YOUR OBJECTIVE >>
Retype each line of the material exactly, please, skipping any picture in it.

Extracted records
--- --- ---

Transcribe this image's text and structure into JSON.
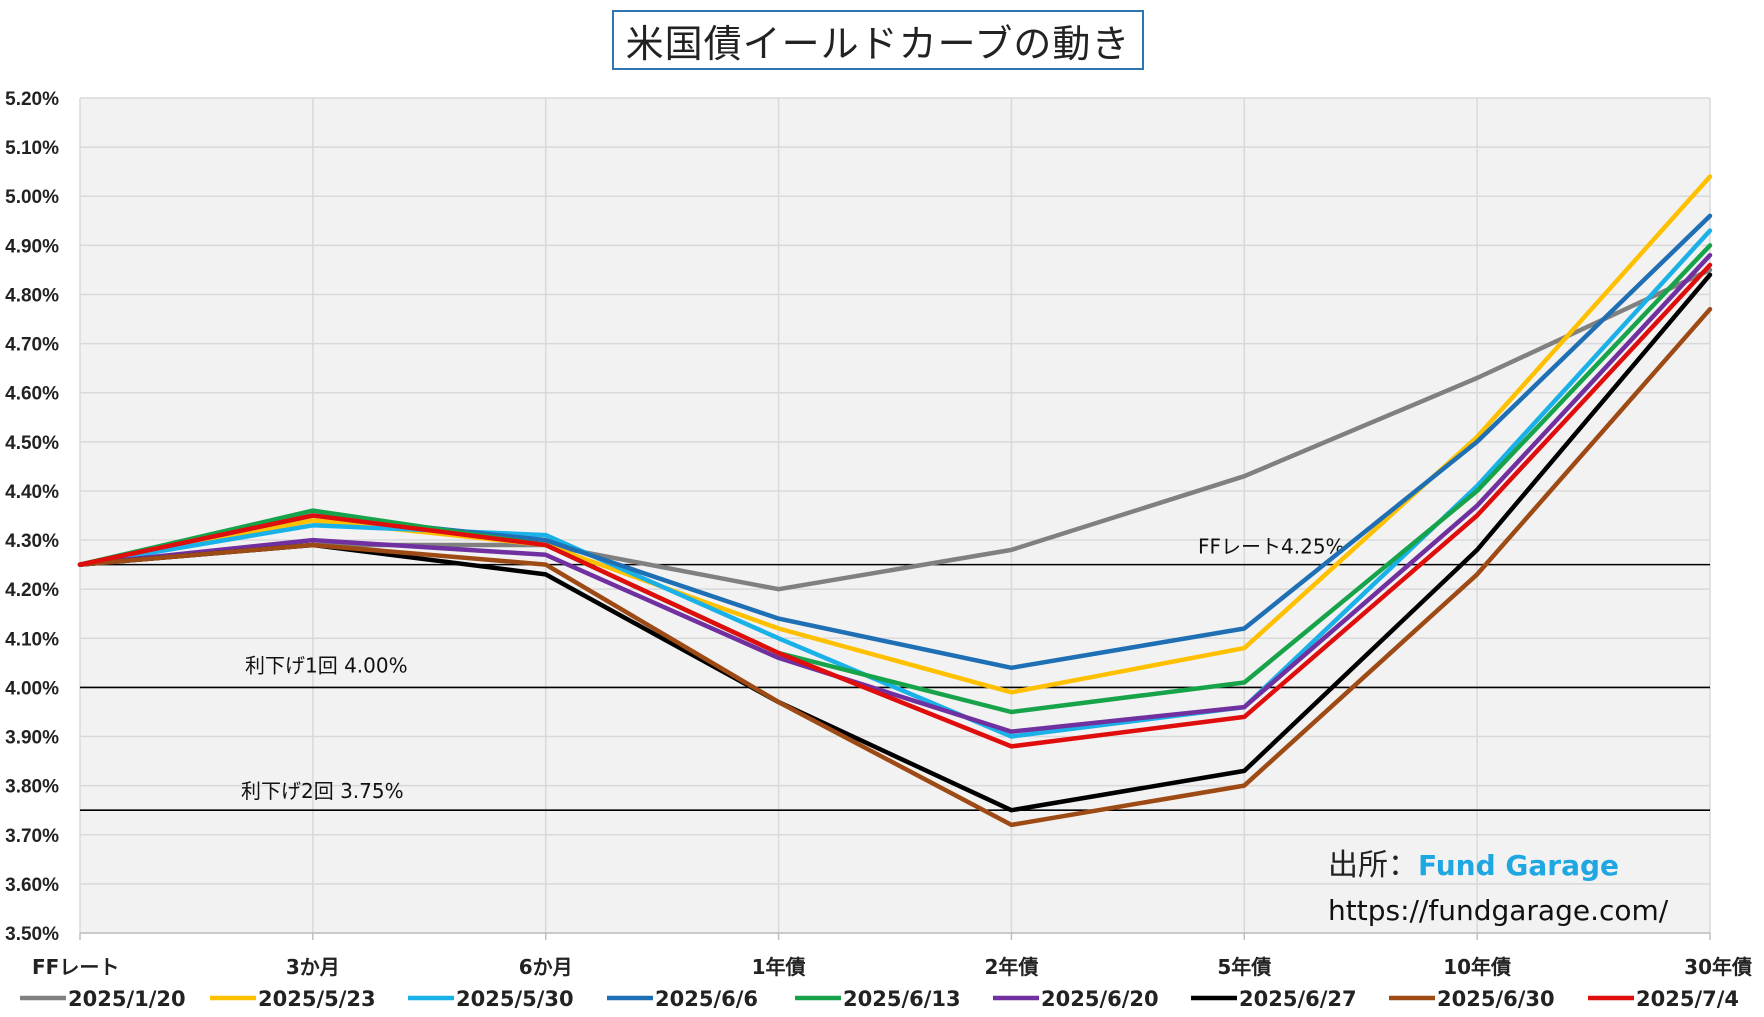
{
  "chart_data": {
    "type": "line",
    "title": "米国債イールドカーブの動き",
    "categories": [
      "FFレート",
      "3か月",
      "6か月",
      "1年債",
      "2年債",
      "5年債",
      "10年債",
      "30年債"
    ],
    "y_ticks": [
      "5.20%",
      "5.10%",
      "5.00%",
      "4.90%",
      "4.80%",
      "4.70%",
      "4.60%",
      "4.50%",
      "4.40%",
      "4.30%",
      "4.20%",
      "4.10%",
      "4.00%",
      "3.90%",
      "3.80%",
      "3.70%",
      "3.60%",
      "3.50%"
    ],
    "ylim": [
      3.5,
      5.2
    ],
    "unit": "%",
    "grid": true,
    "legend_position": "bottom",
    "series": [
      {
        "name": "2025/1/20",
        "color": "#808080",
        "values": [
          4.25,
          4.29,
          4.29,
          4.2,
          4.28,
          4.43,
          4.63,
          4.85
        ]
      },
      {
        "name": "2025/5/23",
        "color": "#ffc000",
        "values": [
          4.25,
          4.34,
          4.29,
          4.12,
          3.99,
          4.08,
          4.51,
          5.04
        ]
      },
      {
        "name": "2025/5/30",
        "color": "#1ab0e8",
        "values": [
          4.25,
          4.33,
          4.31,
          4.1,
          3.9,
          3.96,
          4.41,
          4.93
        ]
      },
      {
        "name": "2025/6/6",
        "color": "#1f6fb5",
        "values": [
          4.25,
          4.35,
          4.3,
          4.14,
          4.04,
          4.12,
          4.5,
          4.96
        ]
      },
      {
        "name": "2025/6/13",
        "color": "#17a34a",
        "values": [
          4.25,
          4.36,
          4.29,
          4.07,
          3.95,
          4.01,
          4.4,
          4.9
        ]
      },
      {
        "name": "2025/6/20",
        "color": "#7030a0",
        "values": [
          4.25,
          4.3,
          4.27,
          4.06,
          3.91,
          3.96,
          4.37,
          4.88
        ]
      },
      {
        "name": "2025/6/27",
        "color": "#000000",
        "values": [
          4.25,
          4.29,
          4.23,
          3.97,
          3.75,
          3.83,
          4.28,
          4.84
        ]
      },
      {
        "name": "2025/6/30",
        "color": "#9e4a14",
        "values": [
          4.25,
          4.29,
          4.25,
          3.97,
          3.72,
          3.8,
          4.23,
          4.77
        ]
      },
      {
        "name": "2025/7/4",
        "color": "#e00d0d",
        "values": [
          4.25,
          4.35,
          4.29,
          4.07,
          3.88,
          3.94,
          4.35,
          4.86
        ]
      }
    ],
    "reference_lines": [
      {
        "value": 4.25,
        "label": "FFレート4.25%"
      },
      {
        "value": 4.0,
        "label": "利下げ1回 4.00%"
      },
      {
        "value": 3.75,
        "label": "利下げ2回 3.75%"
      }
    ]
  },
  "source": {
    "prefix": "出所：",
    "name": "Fund Garage",
    "url": "https://fundgarage.com/"
  }
}
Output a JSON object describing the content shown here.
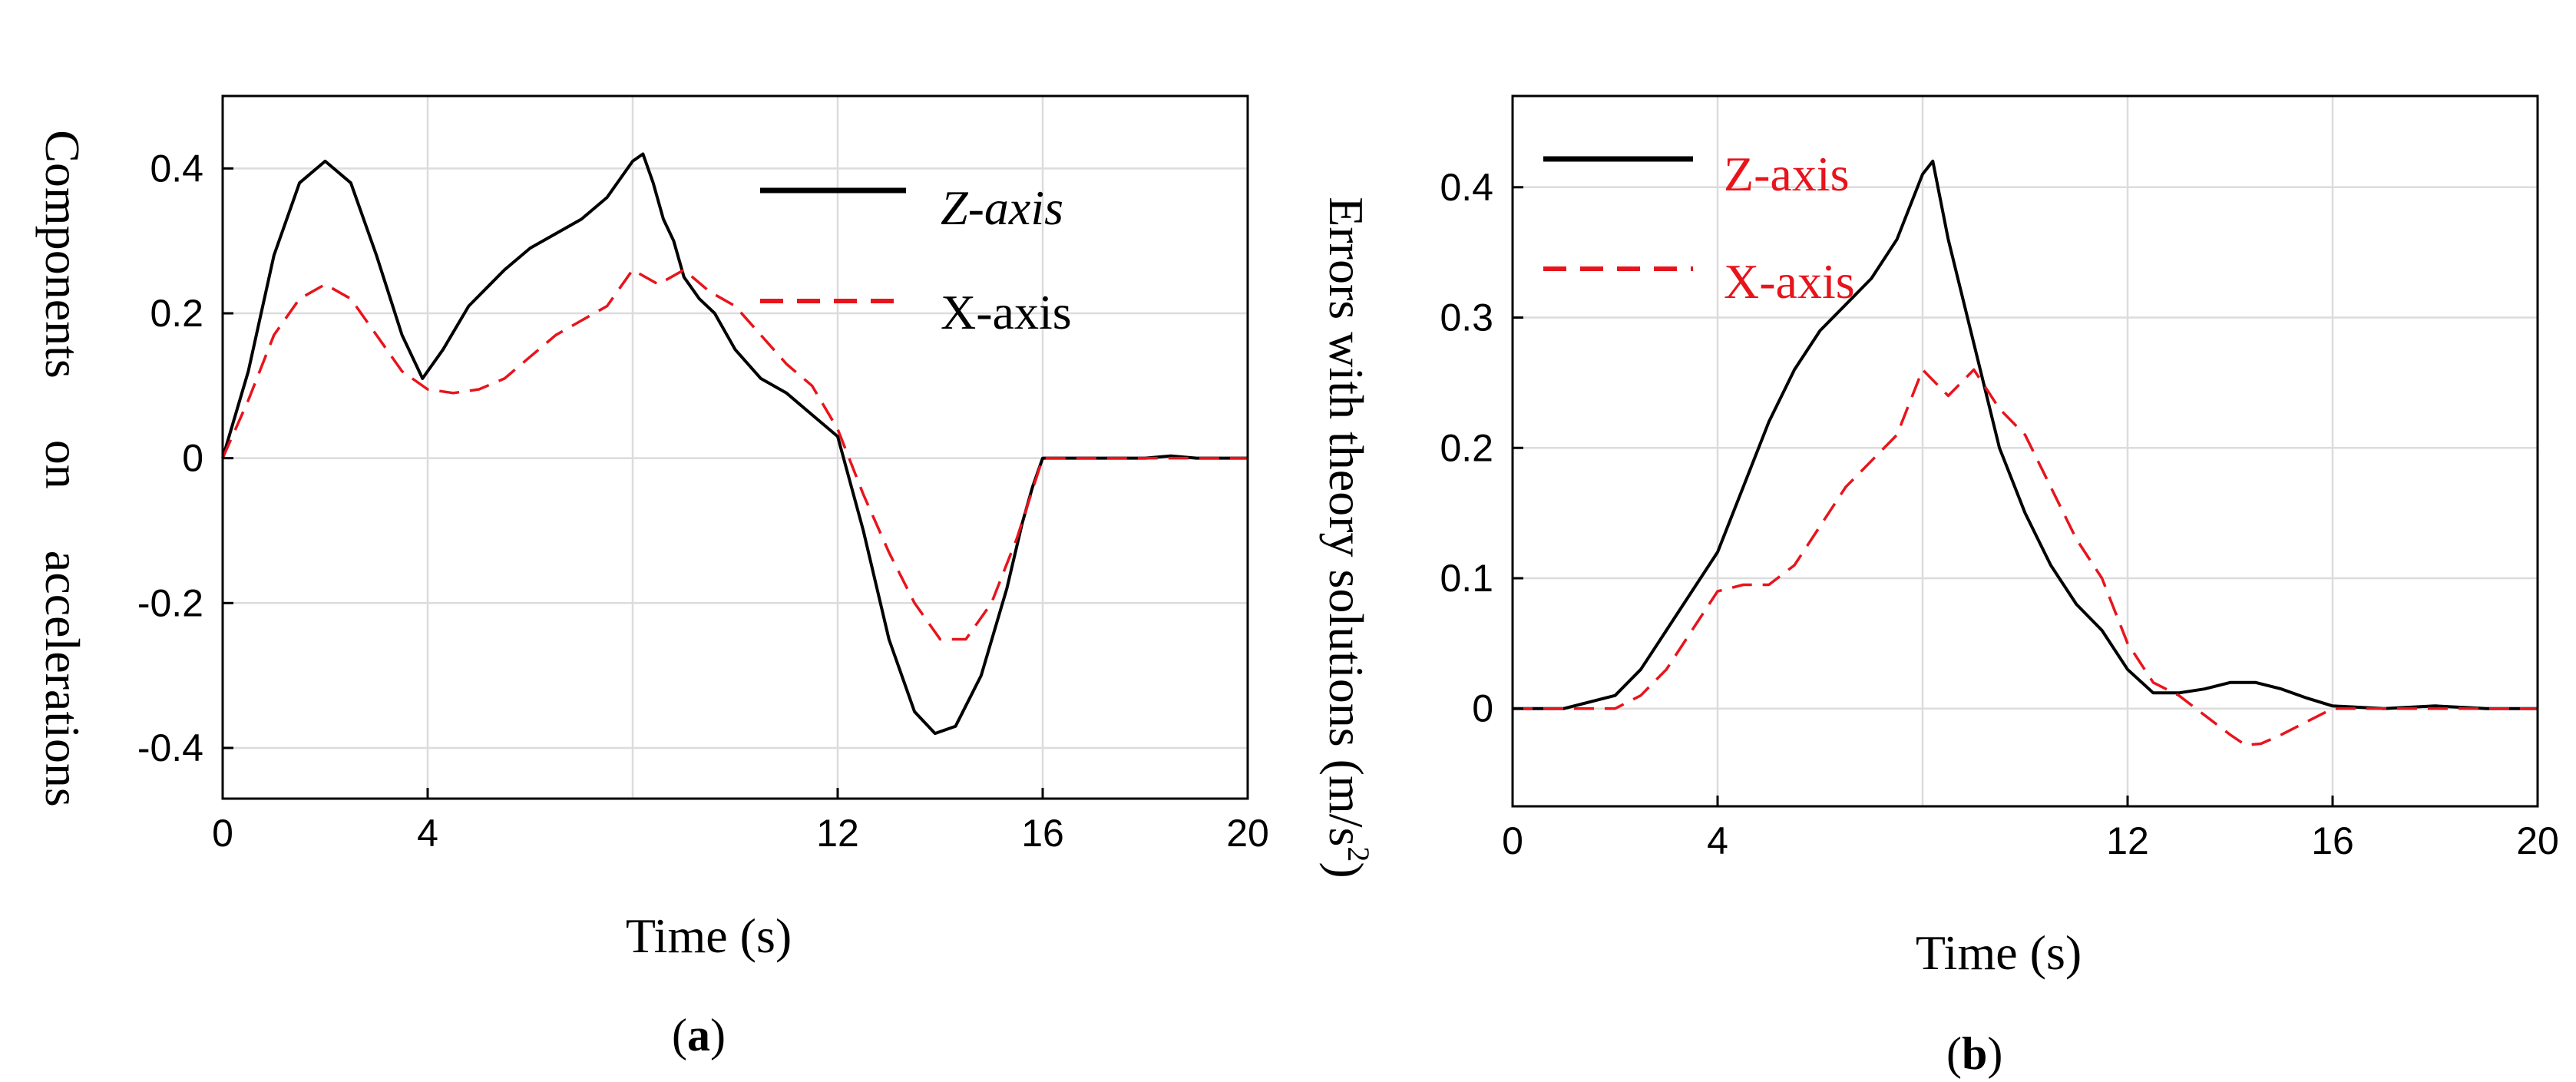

--- --- ---

THE RESPONSE >>
Transcribe this image's text and structure into JSON.
{
  "chart_data": {
    "type": "line",
    "title": "米国債イールドカーブの動き",
    "categories": [
      "FFレート",
      "3か月",
      "6か月",
      "1年債",
      "2年債",
      "5年債",
      "10年債",
      "30年債"
    ],
    "y_ticks": [
      "5.20%",
      "5.10%",
      "5.00%",
      "4.90%",
      "4.80%",
      "4.70%",
      "4.60%",
      "4.50%",
      "4.40%",
      "4.30%",
      "4.20%",
      "4.10%",
      "4.00%",
      "3.90%",
      "3.80%",
      "3.70%",
      "3.60%",
      "3.50%"
    ],
    "ylim": [
      3.5,
      5.2
    ],
    "unit": "%",
    "grid": true,
    "legend_position": "bottom",
    "series": [
      {
        "name": "2025/1/20",
        "color": "#808080",
        "values": [
          4.25,
          4.29,
          4.29,
          4.2,
          4.28,
          4.43,
          4.63,
          4.85
        ]
      },
      {
        "name": "2025/5/23",
        "color": "#ffc000",
        "values": [
          4.25,
          4.34,
          4.29,
          4.12,
          3.99,
          4.08,
          4.51,
          5.04
        ]
      },
      {
        "name": "2025/5/30",
        "color": "#1ab0e8",
        "values": [
          4.25,
          4.33,
          4.31,
          4.1,
          3.9,
          3.96,
          4.41,
          4.93
        ]
      },
      {
        "name": "2025/6/6",
        "color": "#1f6fb5",
        "values": [
          4.25,
          4.35,
          4.3,
          4.14,
          4.04,
          4.12,
          4.5,
          4.96
        ]
      },
      {
        "name": "2025/6/13",
        "color": "#17a34a",
        "values": [
          4.25,
          4.36,
          4.29,
          4.07,
          3.95,
          4.01,
          4.4,
          4.9
        ]
      },
      {
        "name": "2025/6/20",
        "color": "#7030a0",
        "values": [
          4.25,
          4.3,
          4.27,
          4.06,
          3.91,
          3.96,
          4.37,
          4.88
        ]
      },
      {
        "name": "2025/6/27",
        "color": "#000000",
        "values": [
          4.25,
          4.29,
          4.23,
          3.97,
          3.75,
          3.83,
          4.28,
          4.84
        ]
      },
      {
        "name": "2025/6/30",
        "color": "#9e4a14",
        "values": [
          4.25,
          4.29,
          4.25,
          3.97,
          3.72,
          3.8,
          4.23,
          4.77
        ]
      },
      {
        "name": "2025/7/4",
        "color": "#e00d0d",
        "values": [
          4.25,
          4.35,
          4.29,
          4.07,
          3.88,
          3.94,
          4.35,
          4.86
        ]
      }
    ],
    "reference_lines": [
      {
        "value": 4.25,
        "label": "FFレート4.25%"
      },
      {
        "value": 4.0,
        "label": "利下げ1回 4.00%"
      },
      {
        "value": 3.75,
        "label": "利下げ2回 3.75%"
      }
    ]
  },
  "source": {
    "prefix": "出所：",
    "name": "Fund Garage",
    "url": "https://fundgarage.com/"
  }
}
Output a JSON object describing the content shown here.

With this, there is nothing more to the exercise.